* _Exercise_:
Find all the lines with "Presa" and gather them.

* _Dataset entries_:

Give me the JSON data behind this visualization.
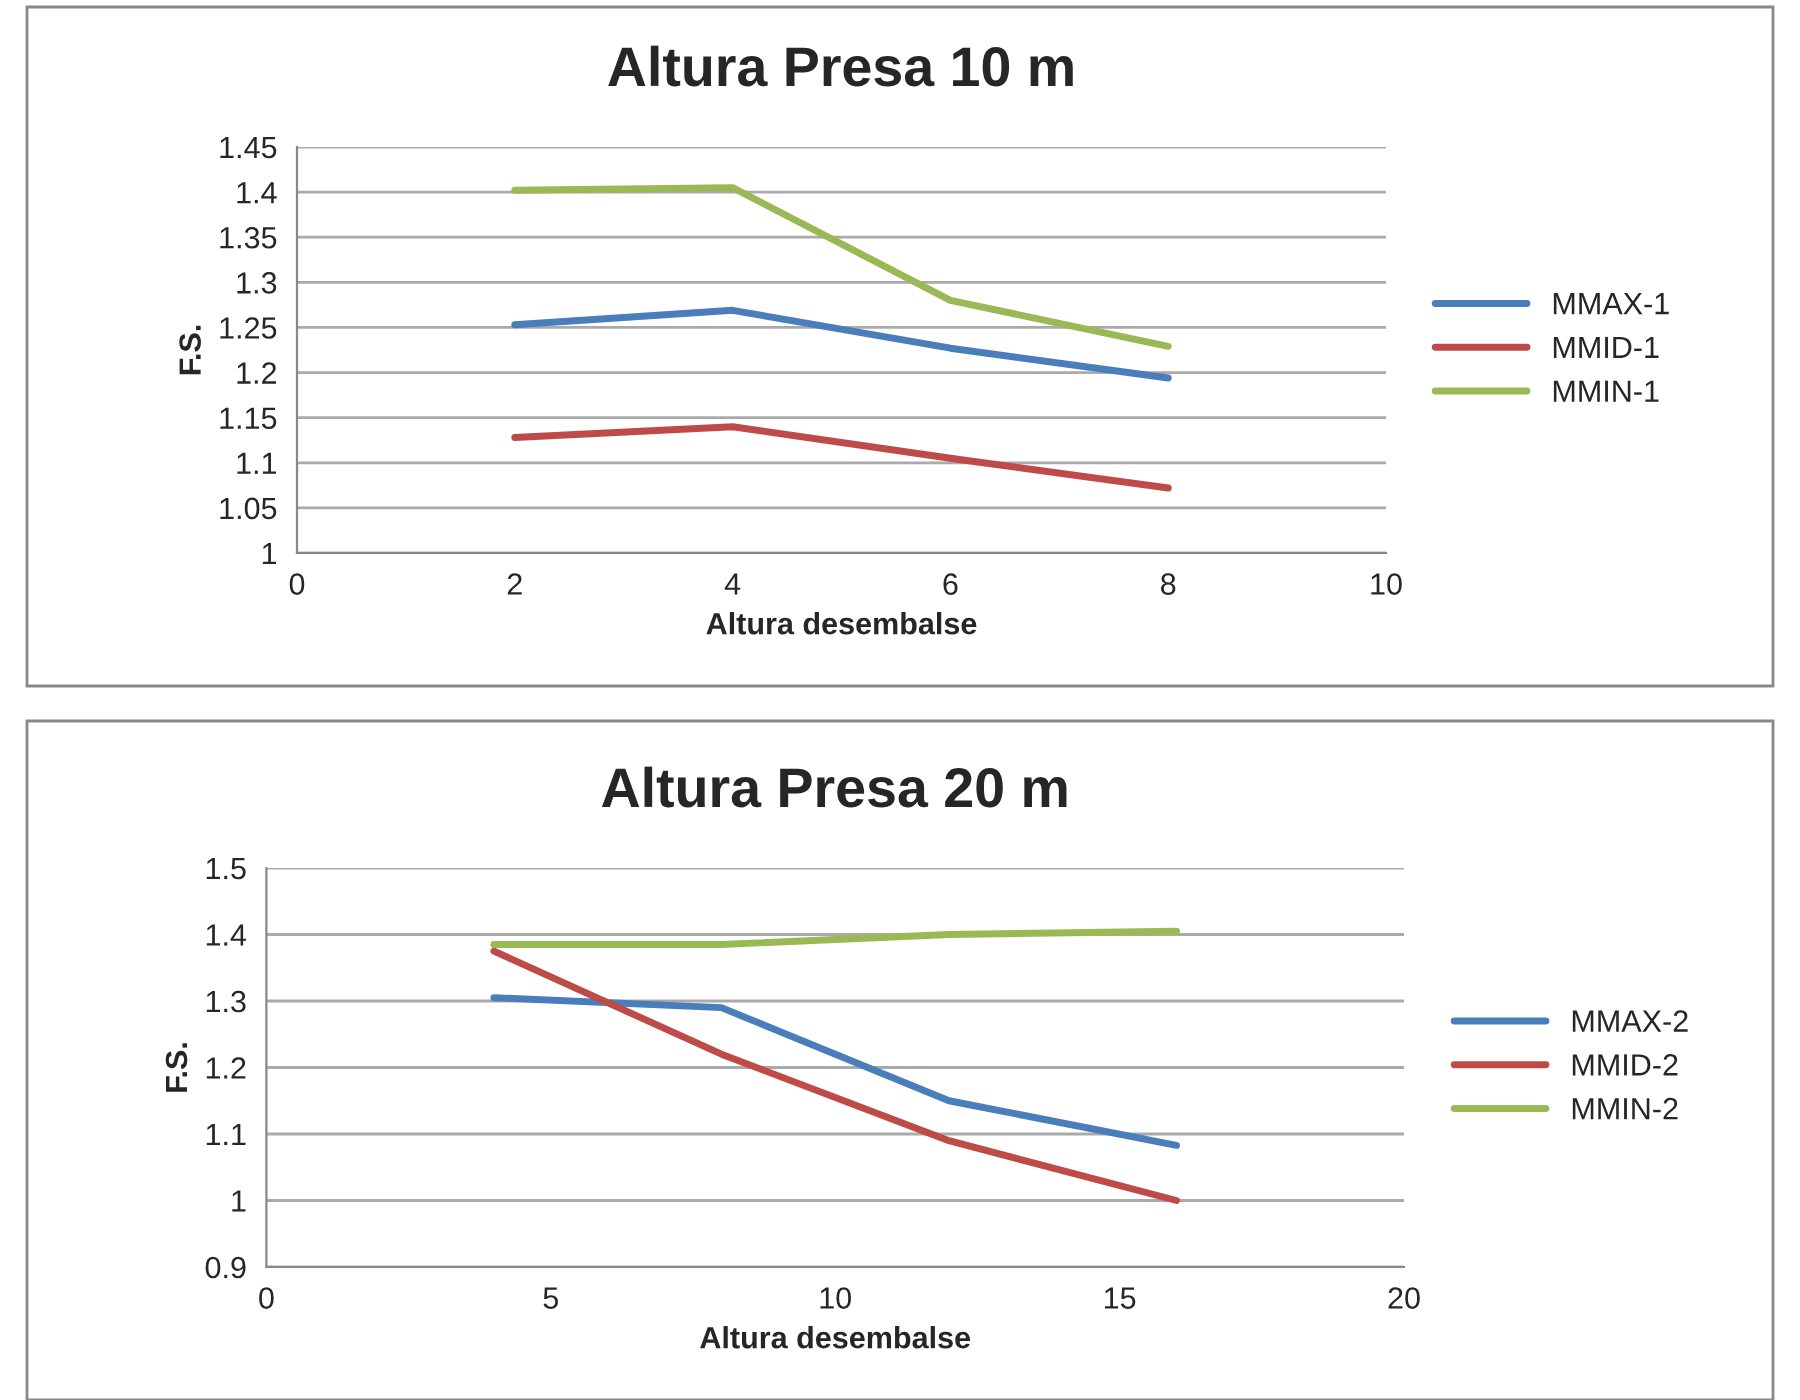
{
  "chart_data": [
    {
      "type": "line",
      "title": "Altura Presa 10 m",
      "xlabel": "Altura desembalse",
      "ylabel": "F.S.",
      "x": [
        2,
        4,
        6,
        8
      ],
      "series": [
        {
          "name": "MMAX-1",
          "color": "#4a7ebb",
          "values": [
            1.253,
            1.269,
            1.227,
            1.194
          ]
        },
        {
          "name": "MMID-1",
          "color": "#be4b48",
          "values": [
            1.128,
            1.14,
            1.105,
            1.072
          ]
        },
        {
          "name": "MMIN-1",
          "color": "#98b954",
          "values": [
            1.402,
            1.405,
            1.28,
            1.229
          ]
        }
      ],
      "xlim": [
        0,
        10
      ],
      "xticks": [
        0,
        2,
        4,
        6,
        8,
        10
      ],
      "ylim": [
        1,
        1.45
      ],
      "yticks": [
        1,
        1.05,
        1.1,
        1.15,
        1.2,
        1.25,
        1.3,
        1.35,
        1.4,
        1.45
      ],
      "grid": "y",
      "legend": "right",
      "marker": "none",
      "line_style": "solid"
    },
    {
      "type": "line",
      "title": "Altura Presa 20 m",
      "xlabel": "Altura desembalse",
      "ylabel": "F.S.",
      "x": [
        4,
        8,
        12,
        16
      ],
      "series": [
        {
          "name": "MMAX-2",
          "color": "#4a7ebb",
          "values": [
            1.305,
            1.29,
            1.15,
            1.083
          ]
        },
        {
          "name": "MMID-2",
          "color": "#be4b48",
          "values": [
            1.375,
            1.22,
            1.09,
            1.0
          ]
        },
        {
          "name": "MMIN-2",
          "color": "#98b954",
          "values": [
            1.385,
            1.385,
            1.4,
            1.405
          ]
        }
      ],
      "xlim": [
        0,
        20
      ],
      "xticks": [
        0,
        5,
        10,
        15,
        20
      ],
      "ylim": [
        0.9,
        1.5
      ],
      "yticks": [
        0.9,
        1,
        1.1,
        1.2,
        1.3,
        1.4,
        1.5
      ],
      "grid": "y",
      "legend": "right",
      "marker": "none",
      "line_style": "solid"
    }
  ]
}
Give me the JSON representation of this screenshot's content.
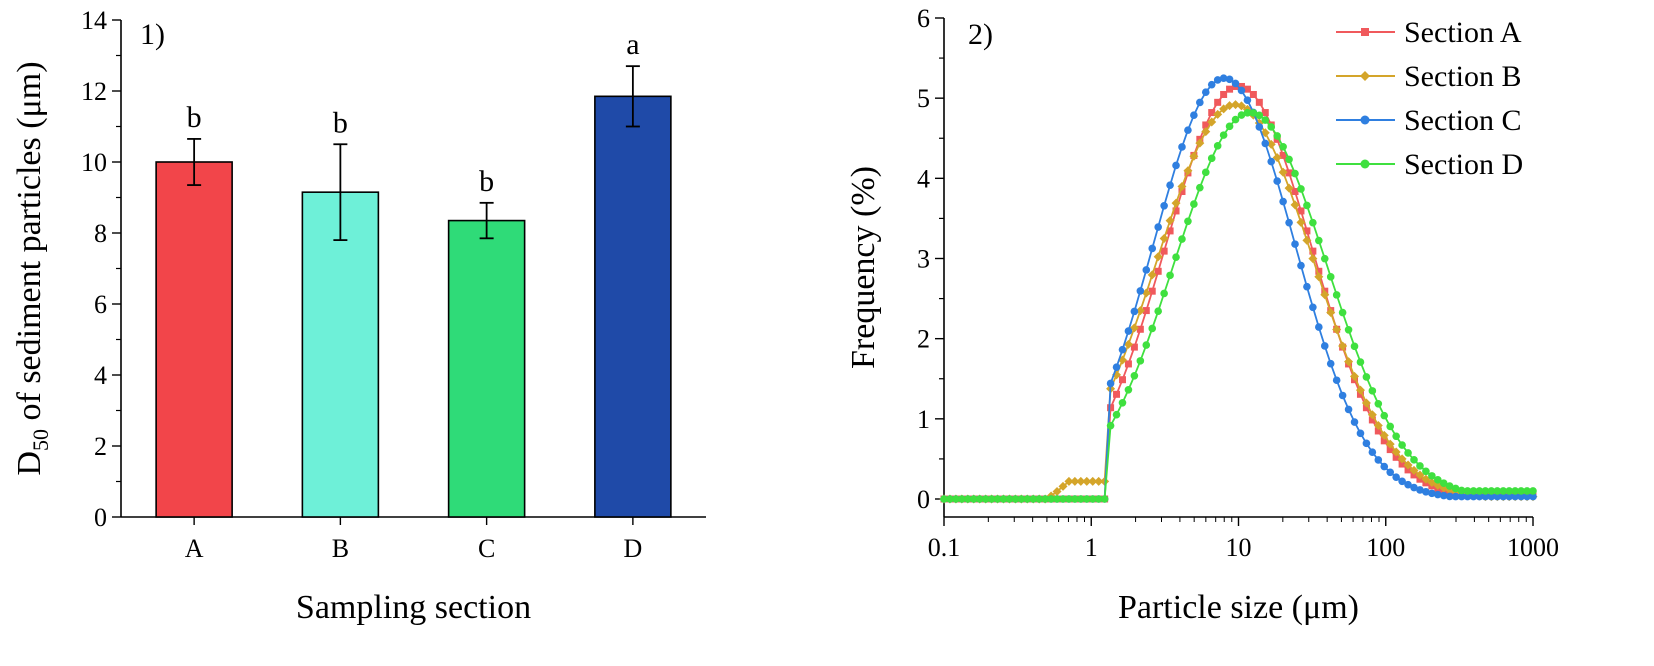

* _Solved exercise_:
      "title": "Altura Presa 10 m",
      "title": "Altura Presa 20 m",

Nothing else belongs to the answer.